Exercise details. Pick out every line in the data below that holds "不透明度".

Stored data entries
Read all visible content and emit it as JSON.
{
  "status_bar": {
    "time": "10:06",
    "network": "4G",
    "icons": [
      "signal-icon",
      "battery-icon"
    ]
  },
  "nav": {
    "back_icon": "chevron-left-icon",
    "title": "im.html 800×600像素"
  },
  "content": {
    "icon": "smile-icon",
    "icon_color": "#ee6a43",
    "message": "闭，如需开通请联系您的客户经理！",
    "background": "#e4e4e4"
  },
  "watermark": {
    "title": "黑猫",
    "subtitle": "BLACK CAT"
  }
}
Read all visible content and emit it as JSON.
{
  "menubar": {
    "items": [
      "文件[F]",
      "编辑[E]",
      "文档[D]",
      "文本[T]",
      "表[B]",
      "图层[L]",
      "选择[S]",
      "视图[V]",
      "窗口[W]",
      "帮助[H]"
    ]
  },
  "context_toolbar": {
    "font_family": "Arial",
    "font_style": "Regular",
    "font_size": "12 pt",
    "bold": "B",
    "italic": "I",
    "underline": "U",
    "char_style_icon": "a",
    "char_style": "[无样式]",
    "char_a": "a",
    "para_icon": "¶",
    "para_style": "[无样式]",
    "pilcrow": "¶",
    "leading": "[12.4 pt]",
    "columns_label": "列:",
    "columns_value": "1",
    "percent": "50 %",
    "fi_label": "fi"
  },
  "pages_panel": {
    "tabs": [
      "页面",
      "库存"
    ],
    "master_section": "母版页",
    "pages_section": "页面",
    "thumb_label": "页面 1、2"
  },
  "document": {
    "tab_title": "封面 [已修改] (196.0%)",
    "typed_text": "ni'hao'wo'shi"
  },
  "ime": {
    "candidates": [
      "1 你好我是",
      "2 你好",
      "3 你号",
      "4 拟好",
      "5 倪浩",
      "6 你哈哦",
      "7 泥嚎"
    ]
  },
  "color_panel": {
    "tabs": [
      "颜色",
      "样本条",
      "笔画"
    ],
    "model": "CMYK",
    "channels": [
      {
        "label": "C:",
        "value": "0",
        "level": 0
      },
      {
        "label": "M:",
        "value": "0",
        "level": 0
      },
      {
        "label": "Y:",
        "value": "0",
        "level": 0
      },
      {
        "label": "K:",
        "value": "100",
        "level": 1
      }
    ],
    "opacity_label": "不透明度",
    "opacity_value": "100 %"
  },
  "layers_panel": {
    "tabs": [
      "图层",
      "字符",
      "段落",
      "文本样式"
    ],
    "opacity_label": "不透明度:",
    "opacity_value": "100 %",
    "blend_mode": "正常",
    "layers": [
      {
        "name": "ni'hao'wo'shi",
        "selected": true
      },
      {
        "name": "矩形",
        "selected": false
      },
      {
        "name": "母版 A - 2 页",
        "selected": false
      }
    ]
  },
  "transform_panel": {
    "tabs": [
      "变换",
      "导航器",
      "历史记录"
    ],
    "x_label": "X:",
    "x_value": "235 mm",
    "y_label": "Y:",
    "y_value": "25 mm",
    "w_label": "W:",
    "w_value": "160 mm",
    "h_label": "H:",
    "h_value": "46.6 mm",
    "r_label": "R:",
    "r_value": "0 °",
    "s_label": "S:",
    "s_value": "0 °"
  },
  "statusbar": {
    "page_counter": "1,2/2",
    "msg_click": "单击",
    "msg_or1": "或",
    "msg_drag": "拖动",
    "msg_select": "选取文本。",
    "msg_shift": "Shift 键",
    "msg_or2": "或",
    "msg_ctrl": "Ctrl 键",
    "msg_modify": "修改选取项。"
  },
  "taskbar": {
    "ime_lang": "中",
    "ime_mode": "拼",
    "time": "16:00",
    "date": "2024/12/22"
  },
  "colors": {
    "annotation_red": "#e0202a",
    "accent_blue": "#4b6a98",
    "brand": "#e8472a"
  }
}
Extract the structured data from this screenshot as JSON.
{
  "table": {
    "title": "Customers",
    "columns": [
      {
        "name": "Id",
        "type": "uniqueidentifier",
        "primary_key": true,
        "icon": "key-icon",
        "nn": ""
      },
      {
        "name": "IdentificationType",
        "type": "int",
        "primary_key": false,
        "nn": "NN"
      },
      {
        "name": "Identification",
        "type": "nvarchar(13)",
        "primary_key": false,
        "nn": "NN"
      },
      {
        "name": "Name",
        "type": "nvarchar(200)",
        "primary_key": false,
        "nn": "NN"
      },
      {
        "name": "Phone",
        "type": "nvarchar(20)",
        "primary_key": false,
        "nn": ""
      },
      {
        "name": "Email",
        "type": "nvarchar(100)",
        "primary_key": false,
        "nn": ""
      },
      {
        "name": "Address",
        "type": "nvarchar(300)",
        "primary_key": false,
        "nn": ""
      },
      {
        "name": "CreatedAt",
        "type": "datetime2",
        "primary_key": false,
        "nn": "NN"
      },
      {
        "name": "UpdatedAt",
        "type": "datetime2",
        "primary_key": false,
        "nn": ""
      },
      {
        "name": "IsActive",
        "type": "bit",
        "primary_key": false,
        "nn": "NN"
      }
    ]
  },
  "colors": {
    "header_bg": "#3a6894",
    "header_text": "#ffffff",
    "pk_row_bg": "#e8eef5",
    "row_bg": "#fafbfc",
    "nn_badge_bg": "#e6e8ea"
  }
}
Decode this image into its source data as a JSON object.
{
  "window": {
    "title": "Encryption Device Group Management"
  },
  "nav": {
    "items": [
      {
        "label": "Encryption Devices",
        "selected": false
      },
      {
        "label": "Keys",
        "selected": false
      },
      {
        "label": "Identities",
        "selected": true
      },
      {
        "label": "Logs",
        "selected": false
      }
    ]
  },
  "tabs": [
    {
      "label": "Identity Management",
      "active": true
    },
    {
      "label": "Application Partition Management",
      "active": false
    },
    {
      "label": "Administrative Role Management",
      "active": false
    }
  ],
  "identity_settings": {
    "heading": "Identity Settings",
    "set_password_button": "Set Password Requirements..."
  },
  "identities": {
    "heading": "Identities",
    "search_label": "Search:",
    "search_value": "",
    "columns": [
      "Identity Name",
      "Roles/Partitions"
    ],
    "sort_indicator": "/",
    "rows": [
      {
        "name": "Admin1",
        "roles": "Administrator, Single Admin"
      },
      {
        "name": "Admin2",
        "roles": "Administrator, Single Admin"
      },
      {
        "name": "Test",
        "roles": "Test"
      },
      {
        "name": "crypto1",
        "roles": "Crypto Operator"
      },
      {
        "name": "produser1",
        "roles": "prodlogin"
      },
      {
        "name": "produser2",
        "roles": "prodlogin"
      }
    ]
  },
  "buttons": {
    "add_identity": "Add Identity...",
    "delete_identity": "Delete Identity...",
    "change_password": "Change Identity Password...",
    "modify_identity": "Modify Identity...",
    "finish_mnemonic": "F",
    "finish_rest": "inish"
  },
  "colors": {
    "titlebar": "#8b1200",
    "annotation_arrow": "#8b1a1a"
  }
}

Answer to this task.
    "opacity_label": "不透明度",
    "opacity_label": "不透明度:",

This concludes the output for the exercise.